Figure collection entries

** Begin **

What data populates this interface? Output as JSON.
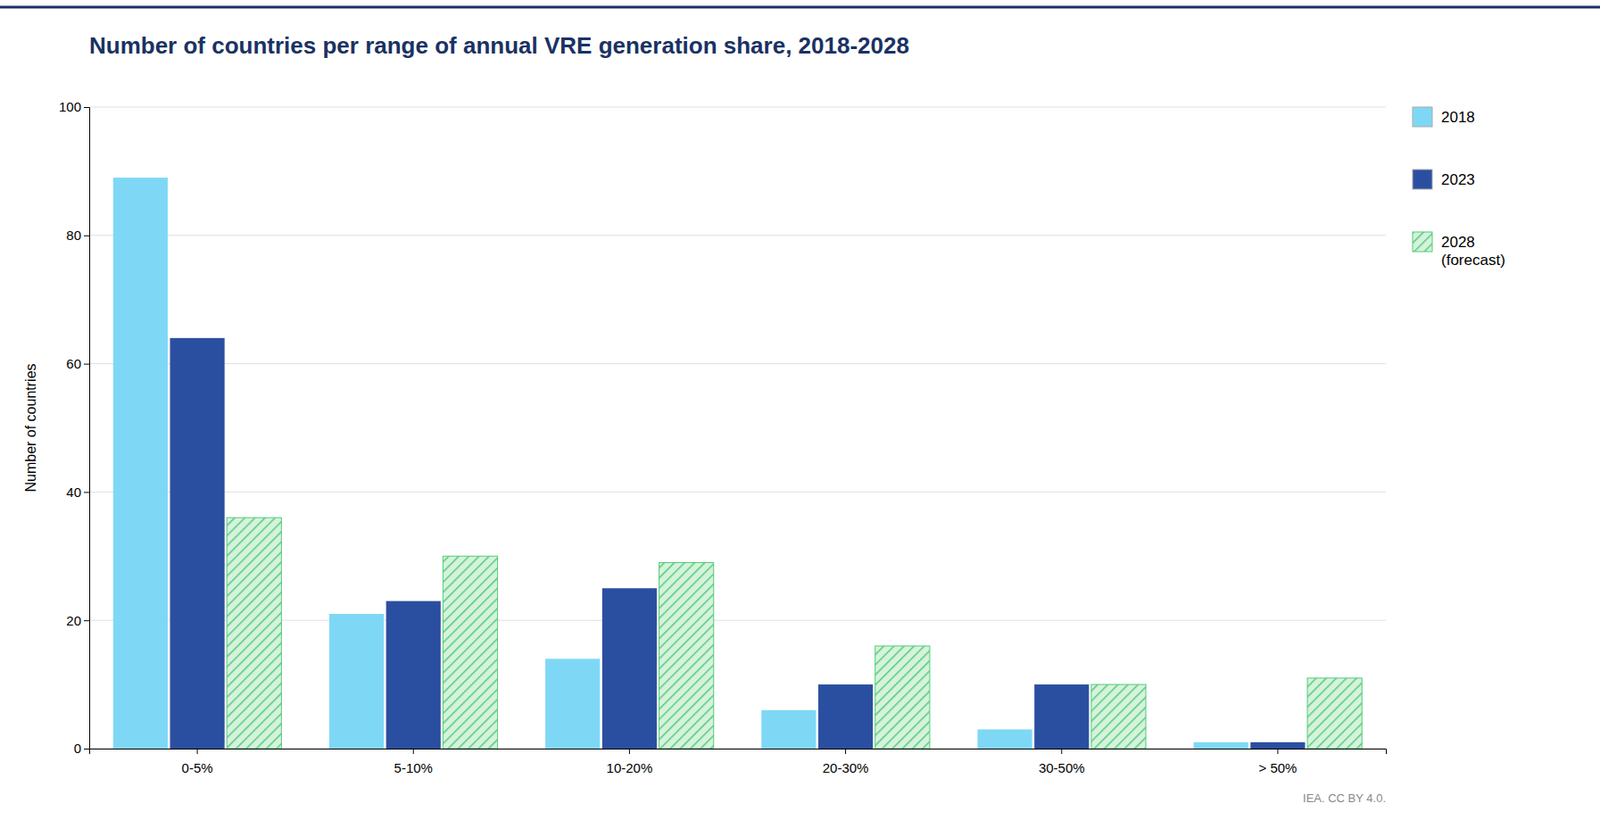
{
  "chart_data": {
    "type": "bar",
    "title": "Number of countries per range of annual VRE generation share, 2018-2028",
    "categories": [
      "0-5%",
      "5-10%",
      "10-20%",
      "20-30%",
      "30-50%",
      "> 50%"
    ],
    "series": [
      {
        "name": "2018",
        "color": "#7ED8F5",
        "values": [
          89,
          21,
          14,
          6,
          3,
          1
        ]
      },
      {
        "name": "2023",
        "color": "#2B4FA0",
        "values": [
          64,
          23,
          25,
          10,
          10,
          1
        ]
      },
      {
        "name": "2028\n(forecast)",
        "color": "#55CC77",
        "values": [
          36,
          30,
          29,
          16,
          10,
          11
        ]
      }
    ],
    "ylabel": "Number of countries",
    "ylim": [
      0,
      100
    ],
    "yticks": [
      0,
      20,
      40,
      60,
      80,
      100
    ],
    "grid": true,
    "legend": "right",
    "annotations": [
      "IEA. CC BY 4.0."
    ]
  }
}
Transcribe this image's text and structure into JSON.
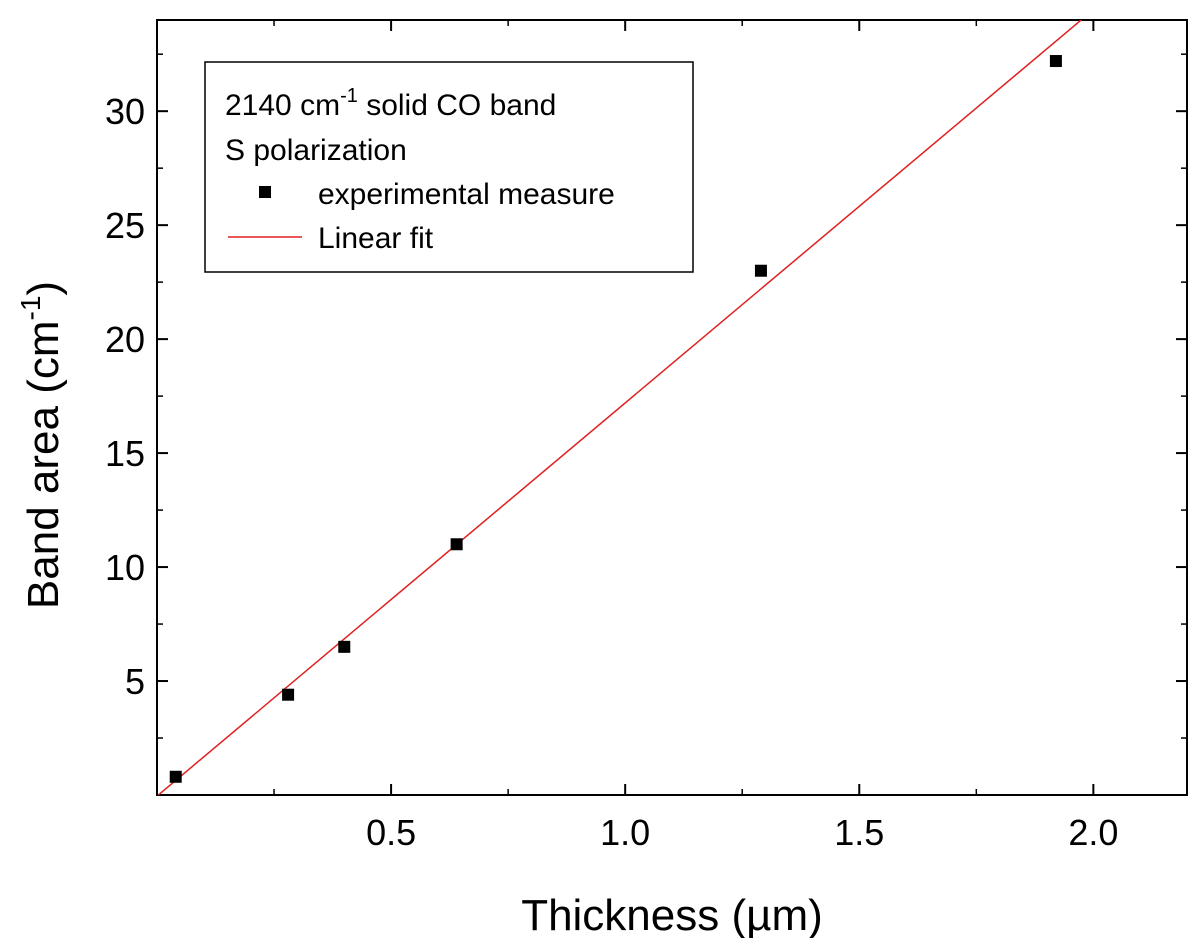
{
  "chart_data": {
    "type": "scatter",
    "xlabel": {
      "main": "Thickness (",
      "unit": "µm",
      "end": ")"
    },
    "ylabel": {
      "main": "Band area (cm",
      "sup": "-1",
      "end": ")"
    },
    "xlim": [
      0,
      2.2
    ],
    "ylim": [
      0,
      34
    ],
    "x_ticks": [
      {
        "value": 0.5,
        "label": "0.5"
      },
      {
        "value": 1.0,
        "label": "1.0"
      },
      {
        "value": 1.5,
        "label": "1.5"
      },
      {
        "value": 2.0,
        "label": "2.0"
      }
    ],
    "y_ticks": [
      {
        "value": 5,
        "label": "5"
      },
      {
        "value": 10,
        "label": "10"
      },
      {
        "value": 15,
        "label": "15"
      },
      {
        "value": 20,
        "label": "20"
      },
      {
        "value": 25,
        "label": "25"
      },
      {
        "value": 30,
        "label": "30"
      }
    ],
    "x_minor_ticks": [
      0.25,
      0.75,
      1.25,
      1.75
    ],
    "y_minor_ticks": [
      2.5,
      7.5,
      12.5,
      17.5,
      22.5,
      27.5,
      32.5
    ],
    "grid": false,
    "legend": {
      "position": "top-left",
      "title_line1_main": "2140 cm",
      "title_line1_sup": "-1",
      "title_line1_end": " solid CO band",
      "title_line2": "S polarization",
      "entries": [
        {
          "name": "experimental measure",
          "marker": "square",
          "color": "#000000"
        },
        {
          "name": "Linear fit",
          "marker": "line",
          "color": "#e02020"
        }
      ]
    },
    "series": [
      {
        "name": "experimental measure",
        "kind": "points",
        "color": "#000000",
        "points": [
          {
            "x": 0.04,
            "y": 0.8
          },
          {
            "x": 0.28,
            "y": 4.4
          },
          {
            "x": 0.4,
            "y": 6.5
          },
          {
            "x": 0.64,
            "y": 11.0
          },
          {
            "x": 1.29,
            "y": 23.0
          },
          {
            "x": 1.92,
            "y": 32.2
          }
        ]
      },
      {
        "name": "Linear fit",
        "kind": "line",
        "color": "#e02020",
        "slope": 17.25,
        "intercept": -0.05
      }
    ]
  }
}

** End **

**OBJECTIVE**
Leave every image out, and retype the material exactly.

**EXPECTED ANSWER**
What data populates this interface? Output as JSON.
{
  "chart_data": {
    "type": "bar",
    "title": "Number of countries per range of annual VRE generation share, 2018-2028",
    "categories": [
      "0-5%",
      "5-10%",
      "10-20%",
      "20-30%",
      "30-50%",
      "> 50%"
    ],
    "series": [
      {
        "name": "2018",
        "color": "#7ED8F5",
        "values": [
          89,
          21,
          14,
          6,
          3,
          1
        ]
      },
      {
        "name": "2023",
        "color": "#2B4FA0",
        "values": [
          64,
          23,
          25,
          10,
          10,
          1
        ]
      },
      {
        "name": "2028\n(forecast)",
        "color": "#55CC77",
        "values": [
          36,
          30,
          29,
          16,
          10,
          11
        ]
      }
    ],
    "ylabel": "Number of countries",
    "ylim": [
      0,
      100
    ],
    "yticks": [
      0,
      20,
      40,
      60,
      80,
      100
    ],
    "grid": true,
    "legend": "right",
    "annotations": [
      "IEA. CC BY 4.0."
    ]
  }
}
Transcribe this image's text and structure into JSON.
{
  "chart_data": {
    "type": "scatter",
    "xlabel": {
      "main": "Thickness (",
      "unit": "µm",
      "end": ")"
    },
    "ylabel": {
      "main": "Band area (cm",
      "sup": "-1",
      "end": ")"
    },
    "xlim": [
      0,
      2.2
    ],
    "ylim": [
      0,
      34
    ],
    "x_ticks": [
      {
        "value": 0.5,
        "label": "0.5"
      },
      {
        "value": 1.0,
        "label": "1.0"
      },
      {
        "value": 1.5,
        "label": "1.5"
      },
      {
        "value": 2.0,
        "label": "2.0"
      }
    ],
    "y_ticks": [
      {
        "value": 5,
        "label": "5"
      },
      {
        "value": 10,
        "label": "10"
      },
      {
        "value": 15,
        "label": "15"
      },
      {
        "value": 20,
        "label": "20"
      },
      {
        "value": 25,
        "label": "25"
      },
      {
        "value": 30,
        "label": "30"
      }
    ],
    "x_minor_ticks": [
      0.25,
      0.75,
      1.25,
      1.75
    ],
    "y_minor_ticks": [
      2.5,
      7.5,
      12.5,
      17.5,
      22.5,
      27.5,
      32.5
    ],
    "grid": false,
    "legend": {
      "position": "top-left",
      "title_line1_main": "2140 cm",
      "title_line1_sup": "-1",
      "title_line1_end": " solid CO band",
      "title_line2": "S polarization",
      "entries": [
        {
          "name": "experimental measure",
          "marker": "square",
          "color": "#000000"
        },
        {
          "name": "Linear fit",
          "marker": "line",
          "color": "#e02020"
        }
      ]
    },
    "series": [
      {
        "name": "experimental measure",
        "kind": "points",
        "color": "#000000",
        "points": [
          {
            "x": 0.04,
            "y": 0.8
          },
          {
            "x": 0.28,
            "y": 4.4
          },
          {
            "x": 0.4,
            "y": 6.5
          },
          {
            "x": 0.64,
            "y": 11.0
          },
          {
            "x": 1.29,
            "y": 23.0
          },
          {
            "x": 1.92,
            "y": 32.2
          }
        ]
      },
      {
        "name": "Linear fit",
        "kind": "line",
        "color": "#e02020",
        "slope": 17.25,
        "intercept": -0.05
      }
    ]
  }
}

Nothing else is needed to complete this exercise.